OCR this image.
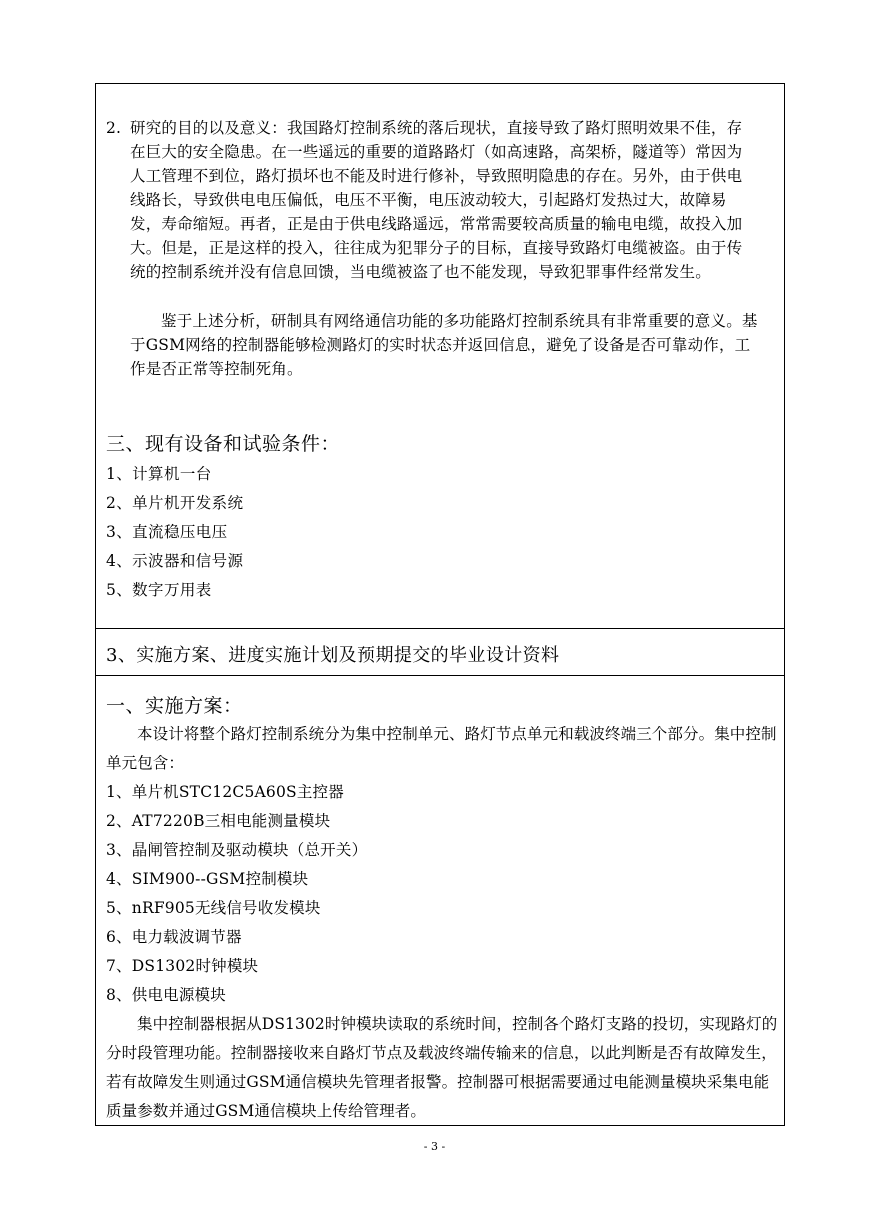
2. 研究的目的以及意义：我国路灯控制系统的落后现状，直接导致了路灯照明效果不佳，存在巨大的安全隐患。在一些遥远的重要的道路路灯（如高速路，高架桥，隧道等）常因为人工管理不到位，路灯损坏也不能及时进行修补，导致照明隐患的存在。另外，由于供电线路长，导致供电电压偏低，电压不平衡，电压波动较大，引起路灯发热过大，故障易发，寿命缩短。再者，正是由于供电线路遥远，常常需要较高质量的输电电缆，故投入加大。但是，正是这样的投入，往往成为犯罪分子的目标，直接导致路灯电缆被盗。由于传统的控制系统并没有信息回馈，当电缆被盗了也不能发现，导致犯罪事件经常发生。
鉴于上述分析，研制具有网络通信功能的多功能路灯控制系统具有非常重要的意义。基于GSM网络的控制器能够检测路灯的实时状态并返回信息，避免了设备是否可靠动作，工作是否正常等控制死角。
三、现有设备和试验条件：
1、计算机一台
2、单片机开发系统
3、直流稳压电压
4、示波器和信号源
5、数字万用表
3、实施方案、进度实施计划及预期提交的毕业设计资料
一、实施方案：
本设计将整个路灯控制系统分为集中控制单元、路灯节点单元和载波终端三个部分。集中控制单元包含：
1、单片机STC12C5A60S主控器
2、AT7220B三相电能测量模块
3、晶闸管控制及驱动模块（总开关）
4、SIM900--GSM控制模块
5、nRF905无线信号收发模块
6、电力载波调节器
7、DS1302时钟模块
8、供电电源模块
集中控制器根据从DS1302时钟模块读取的系统时间，控制各个路灯支路的投切，实现路灯的分时段管理功能。控制器接收来自路灯节点及载波终端传输来的信息，以此判断是否有故障发生，若有故障发生则通过GSM通信模块先管理者报警。控制器可根据需要通过电能测量模块采集电能质量参数并通过GSM通信模块上传给管理者。
- 3 -
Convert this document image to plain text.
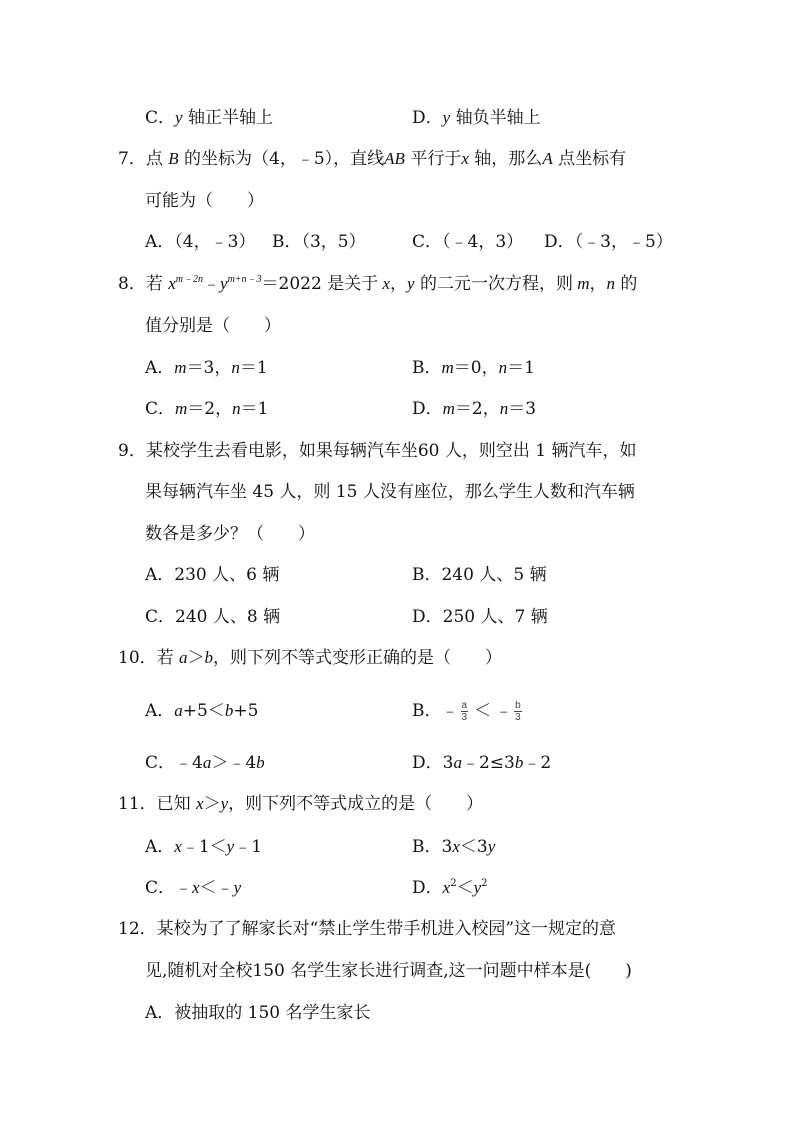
C．y 轴正半轴上	D．y 轴负半轴上
7．点 B 的坐标为（4，﹣5），直线AB 平行于x 轴，那么A 点坐标有
可能为（　　）
A．（4，﹣3） B．（3，5）	C．（﹣4，3） D．（﹣3，﹣5）
8．若 $x^{m﹣2n}﹣y^{m+n﹣3}=2022$ 是关于 x，y 的二元一次方程，则 m，n 的
值分别是（　　）
A．m＝3，n＝1	B．m＝0，n＝1
C．m＝2，n＝1	D．m＝2，n＝3
9．某校学生去看电影，如果每辆汽车坐60 人，则空出 1 辆汽车，如
果每辆汽车坐 45 人，则 15 人没有座位，那么学生人数和汽车辆
数各是多少？（　　）
A．230 人、6 辆	B．240 人、5 辆
C．240 人、8 辆	D．250 人、7 辆
10．若 a＞b，则下列不等式变形正确的是（　　）
A．a+5＜b+5	B．﹣ $\frac{a}{3}$ ＜ ﹣ $\frac{b}{3}$
C．﹣4a＞﹣4b	D．3a﹣2≤3b﹣2
11．已知 x＞y，则下列不等式成立的是（　　）
A．x﹣1＜y﹣1	B．3x＜3y
C．﹣x＜﹣y	D．$x^2<y^2$
12．某校为了了解家长对“禁止学生带手机进入校园”这一规定的意
见,随机对全校150 名学生家长进行调查,这一问题中样本是(　　)
A．被抽取的 150 名学生家长
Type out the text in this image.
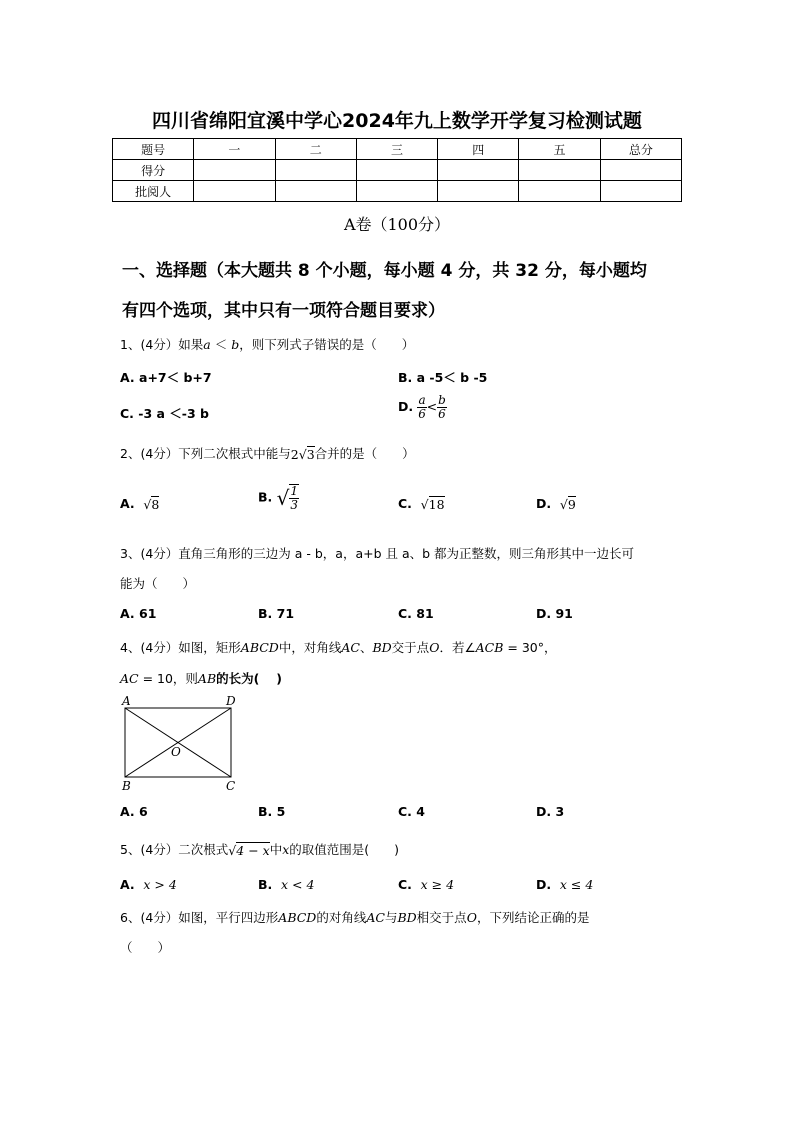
四川省绵阳宜溪中学心2024年九上数学开学复习检测试题
题号	一	二	三	四	五	总分
得分						
批阅人						
A卷（100分）
一、选择题（本大题共 8 个小题，每小题 4 分，共 32 分，每小题均
有四个选项，其中只有一项符合题目要求）
1、(4分）如果a ＜ b，则下列式子错误的是（　　）
A. a+7＜ b+7	B. a -5＜ b -5
C. -3 a ＜-3 b	D. $\frac{a}{6} < \frac{b}{6}$
2、(4分）下列二次根式中能与2√3合并的是（　　）
A. √8	B. √ $\frac{1}{3}$	C. √18	D. √9
3、(4分）直角三角形的三边为 a - b，a，a+b 且 a、b 都为正整数，则三角形其中一边长可
能为（　　）
A. 61	B. 71	C. 81	D. 91
4、(4分）如图，矩形ABCD中，对角线AC、BD交于点O．若∠ACB = 30°，
AC = 10，则AB的长为(　 )
A	D
O
B	C
A. 6	B. 5	C. 4	D. 3
5、(4分）二次根式√4 − x中x的取值范围是(　　)
A. x > 4	B. x < 4	C. x ≥ 4	D. x ≤ 4
6、(4分）如图，平行四边形ABCD的对角线AC与BD相交于点O，下列结论正确的是
（　　）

▸ **TASK PROMPT**: For each line of the entries that includes "image", show that line.

▸ **ANSWER FOR THIS EXERCISE**:
OCR this image.
Convert this document image to plain text.
Type out the text in this image.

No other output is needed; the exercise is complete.